→ YOUR TASK:
Make an exact copy of all the material below, apart from the pictures.
>> START ENTRIES SHOWN
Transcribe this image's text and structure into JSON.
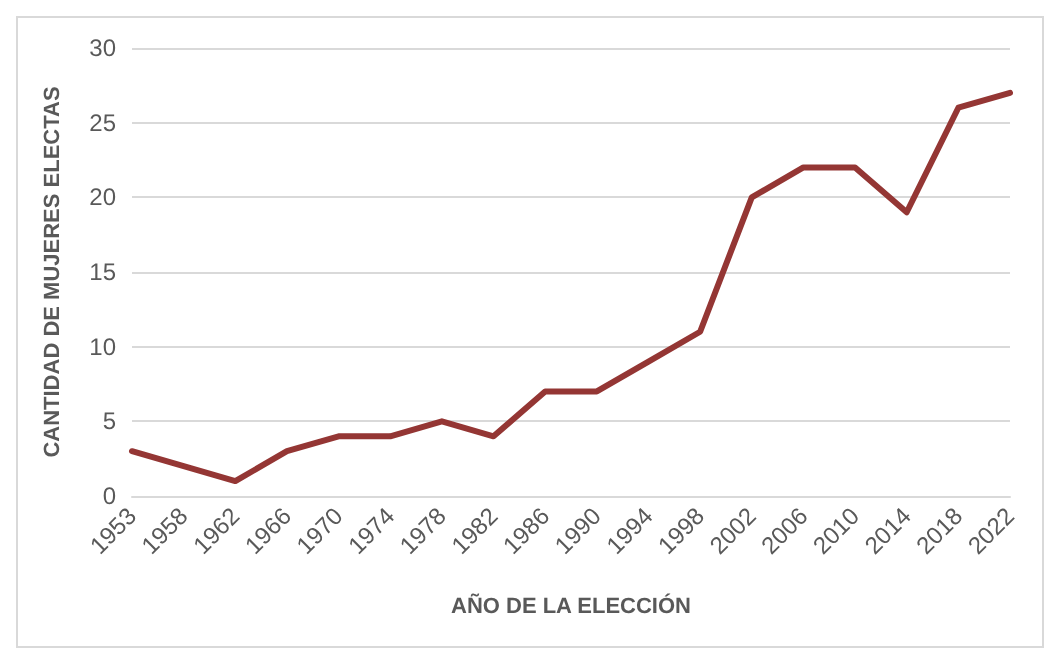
{
  "chart_data": {
    "type": "line",
    "xlabel": "AÑO DE LA ELECCIÓN",
    "ylabel": "CANTIDAD DE MUJERES ELECTAS",
    "categories": [
      "1953",
      "1958",
      "1962",
      "1966",
      "1970",
      "1974",
      "1978",
      "1982",
      "1986",
      "1990",
      "1994",
      "1998",
      "2002",
      "2006",
      "2010",
      "2014",
      "2018",
      "2022"
    ],
    "series": [
      {
        "color": "#943634",
        "values": [
          3,
          2,
          1,
          3,
          4,
          4,
          5,
          4,
          7,
          7,
          9,
          11,
          20,
          22,
          22,
          19,
          26,
          27
        ]
      }
    ],
    "ylim": [
      0,
      30
    ],
    "yticks": [
      0,
      5,
      10,
      15,
      20,
      25,
      30
    ],
    "grid": "y",
    "marker": "none",
    "line_style": "solid"
  }
}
>> END ENTRIES SHOWN
→ ANSWER TO THE EXERCISE:
Transcribe this image's text and structure into JSON.
{
  "chart_data": {
    "type": "line",
    "xlabel": "AÑO DE LA ELECCIÓN",
    "ylabel": "CANTIDAD DE MUJERES ELECTAS",
    "categories": [
      "1953",
      "1958",
      "1962",
      "1966",
      "1970",
      "1974",
      "1978",
      "1982",
      "1986",
      "1990",
      "1994",
      "1998",
      "2002",
      "2006",
      "2010",
      "2014",
      "2018",
      "2022"
    ],
    "series": [
      {
        "color": "#943634",
        "values": [
          3,
          2,
          1,
          3,
          4,
          4,
          5,
          4,
          7,
          7,
          9,
          11,
          20,
          22,
          22,
          19,
          26,
          27
        ]
      }
    ],
    "ylim": [
      0,
      30
    ],
    "yticks": [
      0,
      5,
      10,
      15,
      20,
      25,
      30
    ],
    "grid": "y",
    "marker": "none",
    "line_style": "solid"
  }
}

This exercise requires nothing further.